* Stated task *
Make an exact copy of the records, with the pictures left out.

* Entries supplied *
####################
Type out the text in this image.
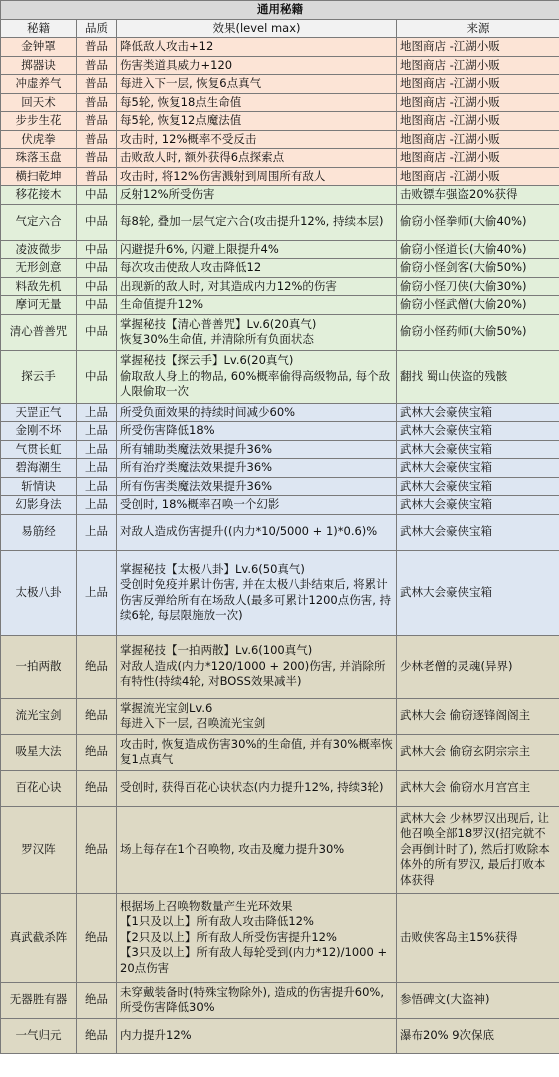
通用秘籍			
秘籍	品质	效果(level max)	来源
金钟罩	普品	降低敌人攻击+12	地图商店 -江湖小贩
掷器诀	普品	伤害类道具威力+120	地图商店 -江湖小贩
冲虚养气	普品	每进入下一层, 恢复6点真气	地图商店 -江湖小贩
回天术	普品	每5轮, 恢复18点生命值	地图商店 -江湖小贩
步步生花	普品	每5轮, 恢复12点魔法值	地图商店 -江湖小贩
伏虎拳	普品	攻击时, 12%概率不受反击	地图商店 -江湖小贩
珠落玉盘	普品	击败敌人时, 额外获得6点探索点	地图商店 -江湖小贩
横扫乾坤	普品	攻击时, 将12%伤害溅射到周围所有敌人	地图商店 -江湖小贩
移花接木	中品	反射12%所受伤害	击败镖车强盗20%获得
气定六合	中品	每8轮, 叠加一层气定六合(攻击提升12%, 持续本层)	偷窃小怪拳师(大偷40%)
凌波微步	中品	闪避提升6%, 闪避上限提升4%	偷窃小怪道长(大偷40%)
无形剑意	中品	每次攻击使敌人攻击降低12	偷窃小怪剑客(大偷50%)
料敌先机	中品	出现新的敌人时, 对其造成内力12%的伤害	偷窃小怪刀侠(大偷30%)
摩诃无量	中品	生命值提升12%	偷窃小怪武僧(大偷20%)
清心普善咒	中品	掌握秘技【清心普善咒】Lv.6(20真气)
恢复30%生命值, 并清除所有负面状态	偷窃小怪药师(大偷50%)
探云手	中品	掌握秘技【探云手】Lv.6(20真气)
偷取敌人身上的物品, 60%概率偷得高级物品, 每个敌人限偷取一次	翻找 蜀山侠盗的残骸
天罡正气	上品	所受负面效果的持续时间减少60%	武林大会豪侠宝箱
金刚不坏	上品	所受伤害降低18%	武林大会豪侠宝箱
气贯长虹	上品	所有辅助类魔法效果提升36%	武林大会豪侠宝箱
碧海潮生	上品	所有治疗类魔法效果提升36%	武林大会豪侠宝箱
斩情诀	上品	所有伤害类魔法效果提升36%	武林大会豪侠宝箱
幻影身法	上品	受创时, 18%概率召唤一个幻影	武林大会豪侠宝箱
易筋经	上品	对敌人造成伤害提升((内力*10/5000 + 1)*0.6)%	武林大会豪侠宝箱
太极八卦	上品	掌握秘技【太极八卦】Lv.6(50真气)
受创时免疫并累计伤害, 并在太极八卦结束后, 将累计伤害反弹给所有在场敌人(最多可累计1200点伤害, 持续6轮, 每层限施放一次)	武林大会豪侠宝箱
一拍两散	绝品	掌握秘技【一拍两散】Lv.6(100真气)
对敌人造成(内力*120/1000 + 200)伤害, 并消除所有特性(持续4轮, 对BOSS效果减半)	少林老僧的灵魂(异界)
流光宝剑	绝品	掌握流光宝剑Lv.6
每进入下一层, 召唤流光宝剑	武林大会 偷窃逐锋阁阁主
吸星大法	绝品	攻击时, 恢复造成伤害30%的生命值, 并有30%概率恢复1点真气	武林大会 偷窃玄阴宗宗主
百花心诀	绝品	受创时, 获得百花心诀状态(内力提升12%, 持续3轮)	武林大会 偷窃水月宫宫主
罗汉阵	绝品	场上每存在1个召唤物, 攻击及魔力提升30%	武林大会 少林罗汉出现后, 让他召唤全部18罗汉(招完就不会再倒计时了), 然后打败除本体外的所有罗汉, 最后打败本体获得
真武截杀阵	绝品	根据场上召唤物数量产生光环效果
【1只及以上】所有敌人攻击降低12%
【2只及以上】所有敌人所受伤害提升12%
【3只及以上】所有敌人每轮受到(内力*12)/1000 +20点伤害	击败侠客岛主15%获得
无器胜有器	绝品	未穿戴装备时(特殊宝物除外), 造成的伤害提升60%, 所受伤害降低30%	参悟碑文(大盗神)
一气归元	绝品	内力提升12%	瀑布20% 9次保底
####################
* Written reply *
Type out the text in this image.
通用秘籍			
秘籍	品质	效果(level max)	来源
金钟罩	普品	降低敌人攻击+12	地图商店 -江湖小贩
掷器诀	普品	伤害类道具威力+120	地图商店 -江湖小贩
冲虚养气	普品	每进入下一层, 恢复6点真气	地图商店 -江湖小贩
回天术	普品	每5轮, 恢复18点生命值	地图商店 -江湖小贩
步步生花	普品	每5轮, 恢复12点魔法值	地图商店 -江湖小贩
伏虎拳	普品	攻击时, 12%概率不受反击	地图商店 -江湖小贩
珠落玉盘	普品	击败敌人时, 额外获得6点探索点	地图商店 -江湖小贩
横扫乾坤	普品	攻击时, 将12%伤害溅射到周围所有敌人	地图商店 -江湖小贩
移花接木	中品	反射12%所受伤害	击败镖车强盗20%获得
气定六合	中品	每8轮, 叠加一层气定六合(攻击提升12%, 持续本层)	偷窃小怪拳师(大偷40%)
凌波微步	中品	闪避提升6%, 闪避上限提升4%	偷窃小怪道长(大偷40%)
无形剑意	中品	每次攻击使敌人攻击降低12	偷窃小怪剑客(大偷50%)
料敌先机	中品	出现新的敌人时, 对其造成内力12%的伤害	偷窃小怪刀侠(大偷30%)
摩诃无量	中品	生命值提升12%	偷窃小怪武僧(大偷20%)
清心普善咒	中品	掌握秘技【清心普善咒】Lv.6(20真气)
恢复30%生命值, 并清除所有负面状态	偷窃小怪药师(大偷50%)
探云手	中品	掌握秘技【探云手】Lv.6(20真气)
偷取敌人身上的物品, 60%概率偷得高级物品, 每个敌人限偷取一次	翻找 蜀山侠盗的残骸
天罡正气	上品	所受负面效果的持续时间减少60%	武林大会豪侠宝箱
金刚不坏	上品	所受伤害降低18%	武林大会豪侠宝箱
气贯长虹	上品	所有辅助类魔法效果提升36%	武林大会豪侠宝箱
碧海潮生	上品	所有治疗类魔法效果提升36%	武林大会豪侠宝箱
斩情诀	上品	所有伤害类魔法效果提升36%	武林大会豪侠宝箱
幻影身法	上品	受创时, 18%概率召唤一个幻影	武林大会豪侠宝箱
易筋经	上品	对敌人造成伤害提升((内力*10/5000 + 1)*0.6)%	武林大会豪侠宝箱
太极八卦	上品	掌握秘技【太极八卦】Lv.6(50真气)
受创时免疫并累计伤害, 并在太极八卦结束后, 将累计伤害反弹给所有在场敌人(最多可累计1200点伤害, 持续6轮, 每层限施放一次)	武林大会豪侠宝箱
一拍两散	绝品	掌握秘技【一拍两散】Lv.6(100真气)
对敌人造成(内力*120/1000 + 200)伤害, 并消除所有特性(持续4轮, 对BOSS效果减半)	少林老僧的灵魂(异界)
流光宝剑	绝品	掌握流光宝剑Lv.6
每进入下一层, 召唤流光宝剑	武林大会 偷窃逐锋阁阁主
吸星大法	绝品	攻击时, 恢复造成伤害30%的生命值, 并有30%概率恢复1点真气	武林大会 偷窃玄阴宗宗主
百花心诀	绝品	受创时, 获得百花心诀状态(内力提升12%, 持续3轮)	武林大会 偷窃水月宫宫主
罗汉阵	绝品	场上每存在1个召唤物, 攻击及魔力提升30%	武林大会 少林罗汉出现后, 让他召唤全部18罗汉(招完就不会再倒计时了), 然后打败除本体外的所有罗汉, 最后打败本体获得
真武截杀阵	绝品	根据场上召唤物数量产生光环效果
【1只及以上】所有敌人攻击降低12%
【2只及以上】所有敌人所受伤害提升12%
【3只及以上】所有敌人每轮受到(内力*12)/1000 +20点伤害	击败侠客岛主15%获得
无器胜有器	绝品	未穿戴装备时(特殊宝物除外), 造成的伤害提升60%, 所受伤害降低30%	参悟碑文(大盗神)
一气归元	绝品	内力提升12%	瀑布20% 9次保底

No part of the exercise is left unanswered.